WHAT TO DO = Tally every line of the listing below that holds "Продвижение", then give the tally alone.

** start of RECORDS FOR THE TASK **

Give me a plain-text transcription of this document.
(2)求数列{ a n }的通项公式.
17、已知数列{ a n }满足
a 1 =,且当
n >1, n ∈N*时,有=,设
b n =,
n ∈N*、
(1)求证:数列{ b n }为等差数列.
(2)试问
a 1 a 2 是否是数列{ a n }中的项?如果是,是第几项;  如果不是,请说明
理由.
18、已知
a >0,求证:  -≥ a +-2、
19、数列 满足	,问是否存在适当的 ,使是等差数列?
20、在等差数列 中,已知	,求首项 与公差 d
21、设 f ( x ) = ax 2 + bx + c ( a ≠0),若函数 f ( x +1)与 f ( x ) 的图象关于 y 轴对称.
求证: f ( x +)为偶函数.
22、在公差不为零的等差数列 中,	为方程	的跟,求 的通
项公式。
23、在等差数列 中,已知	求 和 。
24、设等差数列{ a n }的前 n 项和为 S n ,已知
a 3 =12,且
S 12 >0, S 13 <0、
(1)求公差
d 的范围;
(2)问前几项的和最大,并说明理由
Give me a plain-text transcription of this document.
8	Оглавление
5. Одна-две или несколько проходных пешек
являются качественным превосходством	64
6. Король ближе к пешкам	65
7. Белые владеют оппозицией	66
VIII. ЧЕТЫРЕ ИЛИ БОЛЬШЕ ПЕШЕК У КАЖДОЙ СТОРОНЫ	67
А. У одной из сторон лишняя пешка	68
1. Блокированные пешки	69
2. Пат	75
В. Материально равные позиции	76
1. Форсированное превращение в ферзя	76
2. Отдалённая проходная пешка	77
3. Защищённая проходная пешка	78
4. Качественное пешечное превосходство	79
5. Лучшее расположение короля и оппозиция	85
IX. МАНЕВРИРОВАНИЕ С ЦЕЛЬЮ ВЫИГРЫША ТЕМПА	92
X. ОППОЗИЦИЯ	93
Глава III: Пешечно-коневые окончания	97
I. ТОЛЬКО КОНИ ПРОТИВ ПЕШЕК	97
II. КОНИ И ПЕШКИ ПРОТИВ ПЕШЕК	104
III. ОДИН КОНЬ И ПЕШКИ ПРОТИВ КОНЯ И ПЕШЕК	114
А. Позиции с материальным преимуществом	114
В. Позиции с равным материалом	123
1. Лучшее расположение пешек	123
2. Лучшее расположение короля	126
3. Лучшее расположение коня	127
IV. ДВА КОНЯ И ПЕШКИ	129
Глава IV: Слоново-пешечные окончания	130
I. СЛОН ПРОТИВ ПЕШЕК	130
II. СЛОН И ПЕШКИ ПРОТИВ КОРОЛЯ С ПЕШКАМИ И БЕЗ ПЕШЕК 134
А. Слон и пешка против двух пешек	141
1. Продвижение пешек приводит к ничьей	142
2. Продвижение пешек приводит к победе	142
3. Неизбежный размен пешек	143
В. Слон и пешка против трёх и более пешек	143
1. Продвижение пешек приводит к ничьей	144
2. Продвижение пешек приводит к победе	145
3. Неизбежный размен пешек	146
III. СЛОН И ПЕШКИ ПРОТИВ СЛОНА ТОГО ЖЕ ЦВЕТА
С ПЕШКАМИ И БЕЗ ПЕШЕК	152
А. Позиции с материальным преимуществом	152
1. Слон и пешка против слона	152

** end of RECORDS FOR THE TASK **

EXERCISE SOLUTION = 4